-------- SUPPLIED ENTRIES --------
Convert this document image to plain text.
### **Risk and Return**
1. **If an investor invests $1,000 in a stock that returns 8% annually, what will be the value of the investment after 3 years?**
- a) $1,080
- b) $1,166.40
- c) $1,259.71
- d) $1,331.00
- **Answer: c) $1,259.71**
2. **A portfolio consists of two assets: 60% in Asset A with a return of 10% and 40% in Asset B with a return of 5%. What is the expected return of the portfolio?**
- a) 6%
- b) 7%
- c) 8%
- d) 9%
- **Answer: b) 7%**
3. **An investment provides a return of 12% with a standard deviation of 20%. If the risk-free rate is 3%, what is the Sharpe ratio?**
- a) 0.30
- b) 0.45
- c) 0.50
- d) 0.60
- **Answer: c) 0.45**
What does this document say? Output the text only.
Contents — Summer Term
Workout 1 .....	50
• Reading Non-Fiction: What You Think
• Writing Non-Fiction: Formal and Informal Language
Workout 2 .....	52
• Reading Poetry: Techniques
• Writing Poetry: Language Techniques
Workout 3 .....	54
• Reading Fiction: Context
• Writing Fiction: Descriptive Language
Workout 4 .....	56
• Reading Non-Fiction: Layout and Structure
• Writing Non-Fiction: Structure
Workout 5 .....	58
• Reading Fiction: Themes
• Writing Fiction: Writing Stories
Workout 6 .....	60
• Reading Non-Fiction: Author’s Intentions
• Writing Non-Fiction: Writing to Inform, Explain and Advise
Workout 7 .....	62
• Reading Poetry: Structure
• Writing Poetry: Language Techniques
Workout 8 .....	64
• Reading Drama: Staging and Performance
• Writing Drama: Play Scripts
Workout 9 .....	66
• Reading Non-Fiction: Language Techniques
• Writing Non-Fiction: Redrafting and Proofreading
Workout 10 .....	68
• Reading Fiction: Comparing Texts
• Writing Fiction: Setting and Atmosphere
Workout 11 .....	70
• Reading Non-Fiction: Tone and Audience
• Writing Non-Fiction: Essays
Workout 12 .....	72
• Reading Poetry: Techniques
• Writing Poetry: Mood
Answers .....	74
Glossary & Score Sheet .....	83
--------
- **EXERCISE TASK**
Only a number is needed: how many lines of the material above contain "Workout"?

- **EXERCISE RESPONSE**
12